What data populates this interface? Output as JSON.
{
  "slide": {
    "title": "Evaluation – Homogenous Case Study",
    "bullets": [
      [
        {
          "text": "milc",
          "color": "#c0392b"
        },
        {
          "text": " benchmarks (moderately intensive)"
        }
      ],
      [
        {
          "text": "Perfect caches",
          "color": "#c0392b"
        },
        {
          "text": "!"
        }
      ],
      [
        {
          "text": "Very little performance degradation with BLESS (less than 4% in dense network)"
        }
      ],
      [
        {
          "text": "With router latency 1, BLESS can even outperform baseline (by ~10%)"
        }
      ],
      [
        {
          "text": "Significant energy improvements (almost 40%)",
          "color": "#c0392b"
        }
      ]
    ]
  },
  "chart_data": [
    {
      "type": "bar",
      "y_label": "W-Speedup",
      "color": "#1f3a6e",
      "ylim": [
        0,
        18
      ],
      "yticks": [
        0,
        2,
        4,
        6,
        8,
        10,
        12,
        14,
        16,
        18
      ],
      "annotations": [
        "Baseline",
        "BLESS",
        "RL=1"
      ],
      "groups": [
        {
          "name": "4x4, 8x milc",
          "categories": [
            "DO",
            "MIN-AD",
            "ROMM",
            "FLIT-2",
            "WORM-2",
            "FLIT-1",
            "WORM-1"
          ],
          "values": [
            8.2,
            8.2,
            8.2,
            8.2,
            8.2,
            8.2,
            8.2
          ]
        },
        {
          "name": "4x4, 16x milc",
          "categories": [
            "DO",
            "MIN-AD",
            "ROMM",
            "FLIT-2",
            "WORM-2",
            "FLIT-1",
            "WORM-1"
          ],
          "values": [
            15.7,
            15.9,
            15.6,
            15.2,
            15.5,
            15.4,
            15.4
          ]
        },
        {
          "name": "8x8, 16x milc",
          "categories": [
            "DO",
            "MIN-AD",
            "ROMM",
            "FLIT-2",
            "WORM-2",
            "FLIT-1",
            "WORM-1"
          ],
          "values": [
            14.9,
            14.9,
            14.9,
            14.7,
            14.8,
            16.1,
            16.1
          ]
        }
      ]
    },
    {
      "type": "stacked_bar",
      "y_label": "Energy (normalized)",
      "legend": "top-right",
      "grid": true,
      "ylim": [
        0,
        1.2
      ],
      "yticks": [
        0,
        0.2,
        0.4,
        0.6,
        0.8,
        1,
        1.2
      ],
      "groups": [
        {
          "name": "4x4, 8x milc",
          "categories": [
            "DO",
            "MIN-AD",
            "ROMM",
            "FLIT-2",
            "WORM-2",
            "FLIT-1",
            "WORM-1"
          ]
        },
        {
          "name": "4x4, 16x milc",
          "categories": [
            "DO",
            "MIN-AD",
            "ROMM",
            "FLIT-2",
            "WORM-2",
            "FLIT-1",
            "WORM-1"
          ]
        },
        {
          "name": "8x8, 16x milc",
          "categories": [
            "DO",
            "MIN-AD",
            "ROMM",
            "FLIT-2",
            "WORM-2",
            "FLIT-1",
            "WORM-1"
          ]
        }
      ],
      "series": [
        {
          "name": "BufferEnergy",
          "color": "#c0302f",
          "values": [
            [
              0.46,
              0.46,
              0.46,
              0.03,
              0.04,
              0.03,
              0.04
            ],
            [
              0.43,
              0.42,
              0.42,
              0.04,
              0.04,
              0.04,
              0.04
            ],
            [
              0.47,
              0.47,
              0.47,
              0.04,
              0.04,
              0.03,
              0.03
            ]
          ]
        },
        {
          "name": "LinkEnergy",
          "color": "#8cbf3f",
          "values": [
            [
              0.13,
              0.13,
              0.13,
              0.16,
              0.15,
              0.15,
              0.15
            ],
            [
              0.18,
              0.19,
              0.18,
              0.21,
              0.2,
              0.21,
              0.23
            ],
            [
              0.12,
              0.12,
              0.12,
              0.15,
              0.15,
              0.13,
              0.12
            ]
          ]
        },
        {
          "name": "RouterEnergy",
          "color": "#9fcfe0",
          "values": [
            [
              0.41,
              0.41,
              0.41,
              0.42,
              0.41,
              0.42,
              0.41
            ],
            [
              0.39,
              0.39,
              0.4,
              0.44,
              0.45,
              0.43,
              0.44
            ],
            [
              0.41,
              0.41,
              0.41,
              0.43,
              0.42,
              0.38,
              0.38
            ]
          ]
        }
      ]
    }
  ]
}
==============================
Where does the word "color" appear? Return each line that holds it.

:: TASK RESULT ::
          "color": "#c0392b"
          "color": "#c0392b"
          "color": "#c0392b"
      "color": "#1f3a6e",
          "color": "#c0302f",
          "color": "#8cbf3f",
          "color": "#9fcfe0",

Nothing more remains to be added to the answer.